▶ [EXERCISE REQUIREMENTS]: Set down the data below without change, skipping the pictures it holds.

-- -- --

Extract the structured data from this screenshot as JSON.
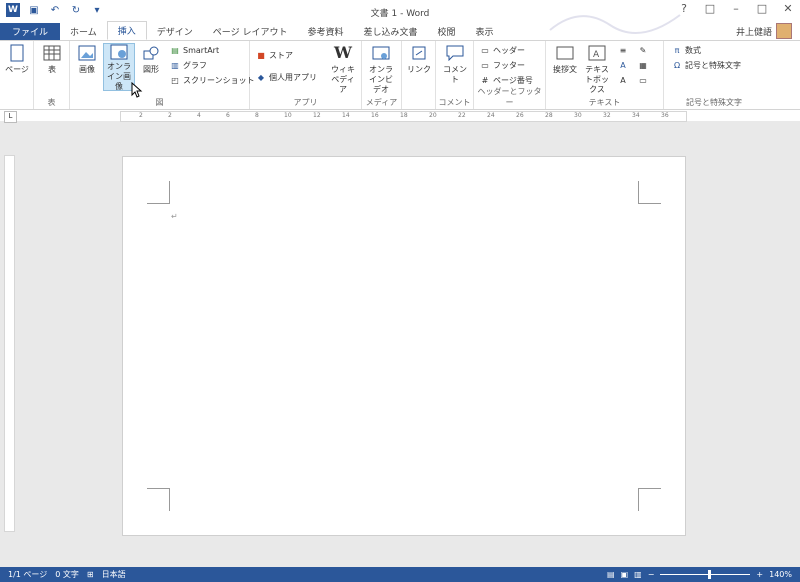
{
  "window": {
    "title": "文書 1 - Word",
    "controls": [
      "?",
      "□",
      "–",
      "□",
      "✕"
    ]
  },
  "tabs": {
    "file": "ファイル",
    "home": "ホーム",
    "insert": "挿入",
    "design": "デザイン",
    "layout": "ページ レイアウト",
    "references": "参考資料",
    "mailings": "差し込み文書",
    "review": "校閲",
    "view": "表示"
  },
  "user": {
    "name": "井上健語"
  },
  "ribbon": {
    "pages_label": "ページ",
    "table_label": "表",
    "table_group": "表",
    "picture_label": "画像",
    "online_picture_label": "オンライン画像",
    "shapes_label": "図形",
    "smartart_label": "SmartArt",
    "chart_label": "グラフ",
    "screenshot_label": "スクリーンショット",
    "illustrations_group": "図",
    "store_label": "ストア",
    "my_apps_label": "個人用アプリ",
    "wikipedia_label": "ウィキペディア",
    "apps_group": "アプリ",
    "online_video_label": "オンラインビデオ",
    "media_group": "メディア",
    "link_label": "リンク",
    "comment_label": "コメント",
    "comment_group": "コメント",
    "header_label": "ヘッダー",
    "footer_label": "フッター",
    "page_number_label": "ページ番号",
    "header_footer_group": "ヘッダーとフッター",
    "textbox_label": "テキストボックス",
    "quickparts_label": "挨拶文",
    "text_group": "テキスト",
    "equation_label": "数式",
    "symbol_label": "記号と特殊文字",
    "symbols_group": "記号と特殊文字"
  },
  "ruler": {
    "numbers": [
      "2",
      "2",
      "4",
      "6",
      "8",
      "10",
      "12",
      "14",
      "16",
      "18",
      "20",
      "22",
      "24",
      "26",
      "28",
      "30",
      "32",
      "34",
      "36"
    ]
  },
  "status": {
    "page": "1/1 ページ",
    "words": "0 文字",
    "language": "日本語",
    "zoom": "140%"
  },
  "colors": {
    "accent": "#2b579a"
  }
}
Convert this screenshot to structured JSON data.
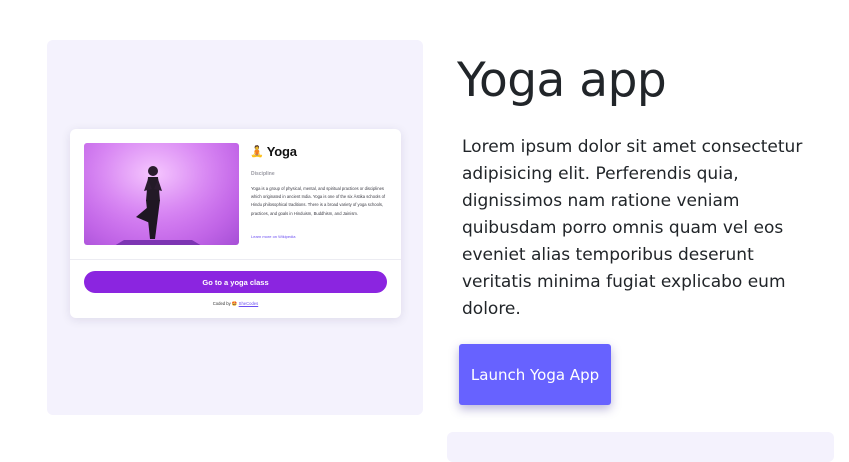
{
  "preview": {
    "card": {
      "emoji": "🧘",
      "title": "Yoga",
      "discipline_label": "Discipline",
      "description": "Yoga is a group of physical, mental, and spiritual practices or disciplines which originated in ancient India. Yoga is one of the six Āstika schools of Hindu philosophical traditions. There is a broad variety of yoga schools, practices, and goals in Hinduism, Buddhism, and Jainism.",
      "learn_more": "Learn more on Wikipedia",
      "button_label": "Go to a yoga class",
      "coded_by_prefix": "Coded by",
      "coded_by_heart": "🤩",
      "coded_by_link": "SheCodes"
    }
  },
  "project": {
    "title": "Yoga app",
    "description": "Lorem ipsum dolor sit amet consectetur adipisicing elit. Perferendis quia, dignissimos nam ratione veniam quibusdam porro omnis quam vel eos eveniet alias temporibus deserunt veritatis minima fugiat explicabo eum dolore.",
    "launch_label": "Launch Yoga App"
  },
  "colors": {
    "panel_bg": "#f4f2fd",
    "card_button": "#8b25e0",
    "launch_button": "#6762ff",
    "link": "#6c4ef2",
    "text": "#212529"
  }
}
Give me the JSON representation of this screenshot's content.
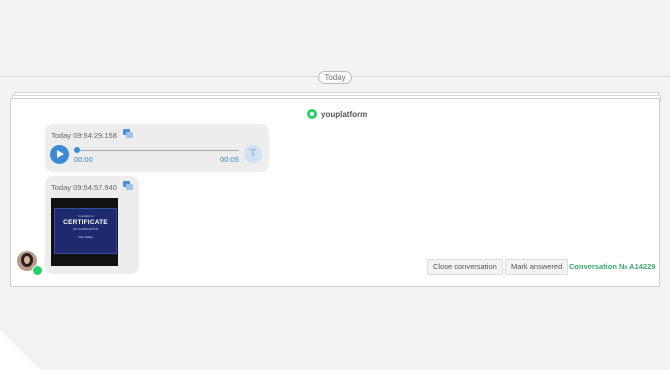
{
  "timeline": {
    "date_label": "Today"
  },
  "conversation": {
    "channel_name": "youplatform",
    "channel_icon": "whatsapp-icon",
    "messages": [
      {
        "type": "audio",
        "timestamp": "Today 09:54:29.158",
        "current_time": "00:00",
        "duration": "00:05",
        "transcribe_label": "T"
      },
      {
        "type": "image",
        "timestamp": "Today 09:54:57.940",
        "image": {
          "small_top": "Youplatform",
          "title": "CERTIFICATE",
          "subtitle": "OF COMPLETION",
          "name_line": "Your Name"
        }
      }
    ],
    "actions": {
      "close_label": "Close conversation",
      "mark_label": "Mark answered"
    },
    "conversation_number": "Conversation № A14229",
    "accent_color": "#3aa86a",
    "brand_color": "#25d366"
  }
}
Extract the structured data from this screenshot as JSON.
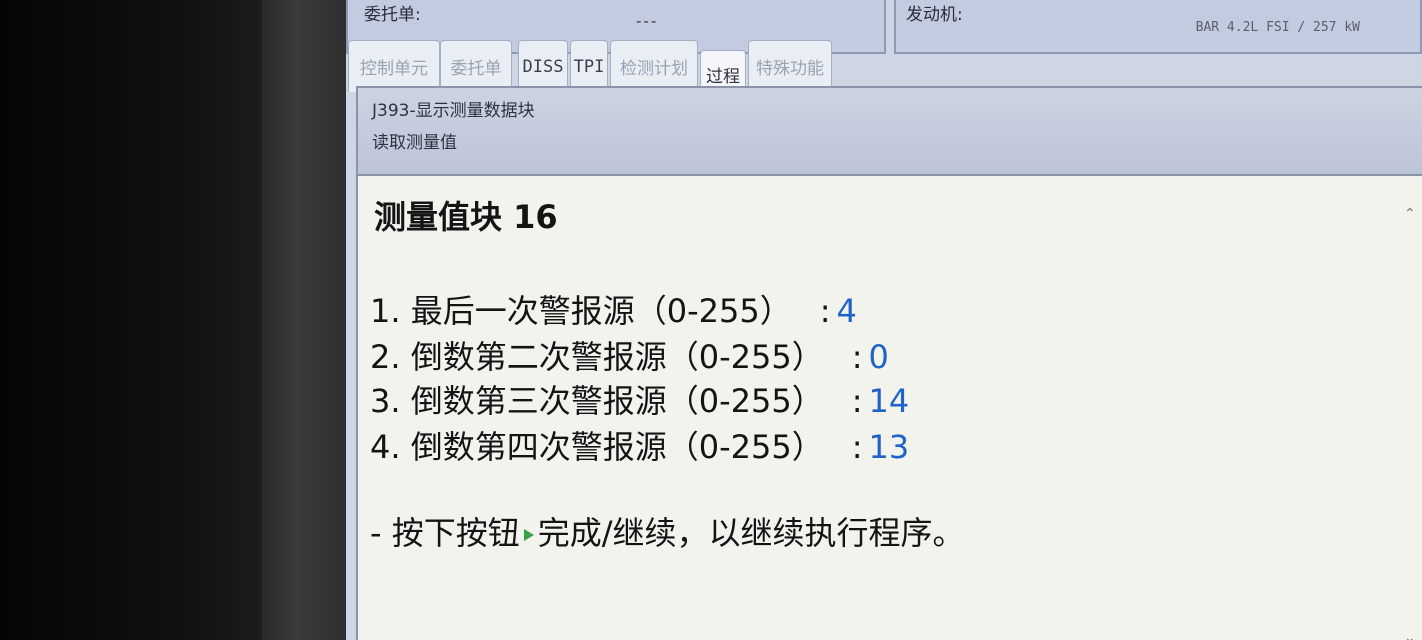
{
  "header": {
    "order_label": "委托单:",
    "order_value": "---",
    "engine_label": "发动机:",
    "engine_info": "BAR 4.2L FSI / 257 kW"
  },
  "tabs": [
    {
      "label": "控制单元",
      "active": false
    },
    {
      "label": "委托单",
      "active": false
    },
    {
      "label": "DISS",
      "active": false
    },
    {
      "label": "TPI",
      "active": false
    },
    {
      "label": "检测计划",
      "active": false
    },
    {
      "label": "过程",
      "active": true
    },
    {
      "label": "特殊功能",
      "active": false
    }
  ],
  "procedure": {
    "title": "J393-显示测量数据块",
    "subtitle": "读取测量值"
  },
  "block": {
    "title": "测量值块",
    "number": "16",
    "rows": [
      {
        "label": "1. 最后一次警报源（0-255）",
        "value": "4"
      },
      {
        "label": "2. 倒数第二次警报源（0-255）",
        "value": "0"
      },
      {
        "label": "3. 倒数第三次警报源（0-255）",
        "value": "14"
      },
      {
        "label": "4. 倒数第四次警报源（0-255）",
        "value": "13"
      }
    ],
    "instruction_prefix": "- 按下按钮",
    "instruction_suffix": "完成/继续，以继续执行程序。"
  },
  "colors": {
    "value_blue": "#1f63c9",
    "play_green": "#3aa04a"
  },
  "icons": {
    "play": "play-triangle-icon",
    "scroll_up": "chevron-up-icon",
    "scroll_down": "chevron-down-icon"
  }
}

-- -- --

▶ [OUTPUT]:
Extract the structured data from this screenshot as JSON.
{
  "window": {
    "title": "文書 1 - Word",
    "controls": [
      "?",
      "□",
      "–",
      "□",
      "✕"
    ]
  },
  "tabs": {
    "file": "ファイル",
    "home": "ホーム",
    "insert": "挿入",
    "design": "デザイン",
    "layout": "ページ レイアウト",
    "references": "参考資料",
    "mailings": "差し込み文書",
    "review": "校閲",
    "view": "表示"
  },
  "user": {
    "name": "井上健語"
  },
  "ribbon": {
    "pages_label": "ページ",
    "table_label": "表",
    "table_group": "表",
    "picture_label": "画像",
    "online_picture_label": "オンライン画像",
    "shapes_label": "図形",
    "smartart_label": "SmartArt",
    "chart_label": "グラフ",
    "screenshot_label": "スクリーンショット",
    "illustrations_group": "図",
    "store_label": "ストア",
    "my_apps_label": "個人用アプリ",
    "wikipedia_label": "ウィキペディア",
    "apps_group": "アプリ",
    "online_video_label": "オンラインビデオ",
    "media_group": "メディア",
    "link_label": "リンク",
    "comment_label": "コメント",
    "comment_group": "コメント",
    "header_label": "ヘッダー",
    "footer_label": "フッター",
    "page_number_label": "ページ番号",
    "header_footer_group": "ヘッダーとフッター",
    "textbox_label": "テキストボックス",
    "quickparts_label": "挨拶文",
    "text_group": "テキスト",
    "equation_label": "数式",
    "symbol_label": "記号と特殊文字",
    "symbols_group": "記号と特殊文字"
  },
  "ruler": {
    "numbers": [
      "2",
      "2",
      "4",
      "6",
      "8",
      "10",
      "12",
      "14",
      "16",
      "18",
      "20",
      "22",
      "24",
      "26",
      "28",
      "30",
      "32",
      "34",
      "36"
    ]
  },
  "status": {
    "page": "1/1 ページ",
    "words": "0 文字",
    "language": "日本語",
    "zoom": "140%"
  },
  "colors": {
    "accent": "#2b579a"
  }
}
Convert this screenshot to structured JSON data.
{
  "preview": {
    "card": {
      "emoji": "🧘",
      "title": "Yoga",
      "discipline_label": "Discipline",
      "description": "Yoga is a group of physical, mental, and spiritual practices or disciplines which originated in ancient India. Yoga is one of the six Āstika schools of Hindu philosophical traditions. There is a broad variety of yoga schools, practices, and goals in Hinduism, Buddhism, and Jainism.",
      "learn_more": "Learn more on Wikipedia",
      "button_label": "Go to a yoga class",
      "coded_by_prefix": "Coded by",
      "coded_by_heart": "🤩",
      "coded_by_link": "SheCodes"
    }
  },
  "project": {
    "title": "Yoga app",
    "description": "Lorem ipsum dolor sit amet consectetur adipisicing elit. Perferendis quia, dignissimos nam ratione veniam quibusdam porro omnis quam vel eos eveniet alias temporibus deserunt veritatis minima fugiat explicabo eum dolore.",
    "launch_label": "Launch Yoga App"
  },
  "colors": {
    "panel_bg": "#f4f2fd",
    "card_button": "#8b25e0",
    "launch_button": "#6762ff",
    "link": "#6c4ef2",
    "text": "#212529"
  }
}
Give me the JSON representation of this screenshot's content.
{
  "timeline": {
    "date_label": "Today"
  },
  "conversation": {
    "channel_name": "youplatform",
    "channel_icon": "whatsapp-icon",
    "messages": [
      {
        "type": "audio",
        "timestamp": "Today 09:54:29.158",
        "current_time": "00:00",
        "duration": "00:05",
        "transcribe_label": "T"
      },
      {
        "type": "image",
        "timestamp": "Today 09:54:57.940",
        "image": {
          "small_top": "Youplatform",
          "title": "CERTIFICATE",
          "subtitle": "OF COMPLETION",
          "name_line": "Your Name"
        }
      }
    ],
    "actions": {
      "close_label": "Close conversation",
      "mark_label": "Mark answered"
    },
    "conversation_number": "Conversation № A14229",
    "accent_color": "#3aa86a",
    "brand_color": "#25d366"
  }
}
Extract the structured data from this screenshot as JSON.
{
  "header": {
    "order_label": "委托单:",
    "order_value": "---",
    "engine_label": "发动机:",
    "engine_info": "BAR 4.2L FSI / 257 kW"
  },
  "tabs": [
    {
      "label": "控制单元",
      "active": false
    },
    {
      "label": "委托单",
      "active": false
    },
    {
      "label": "DISS",
      "active": false
    },
    {
      "label": "TPI",
      "active": false
    },
    {
      "label": "检测计划",
      "active": false
    },
    {
      "label": "过程",
      "active": true
    },
    {
      "label": "特殊功能",
      "active": false
    }
  ],
  "procedure": {
    "title": "J393-显示测量数据块",
    "subtitle": "读取测量值"
  },
  "block": {
    "title": "测量值块",
    "number": "16",
    "rows": [
      {
        "label": "1. 最后一次警报源（0-255）",
        "value": "4"
      },
      {
        "label": "2. 倒数第二次警报源（0-255）",
        "value": "0"
      },
      {
        "label": "3. 倒数第三次警报源（0-255）",
        "value": "14"
      },
      {
        "label": "4. 倒数第四次警报源（0-255）",
        "value": "13"
      }
    ],
    "instruction_prefix": "- 按下按钮",
    "instruction_suffix": "完成/继续，以继续执行程序。"
  },
  "colors": {
    "value_blue": "#1f63c9",
    "play_green": "#3aa04a"
  },
  "icons": {
    "play": "play-triangle-icon",
    "scroll_up": "chevron-up-icon",
    "scroll_down": "chevron-down-icon"
  }
}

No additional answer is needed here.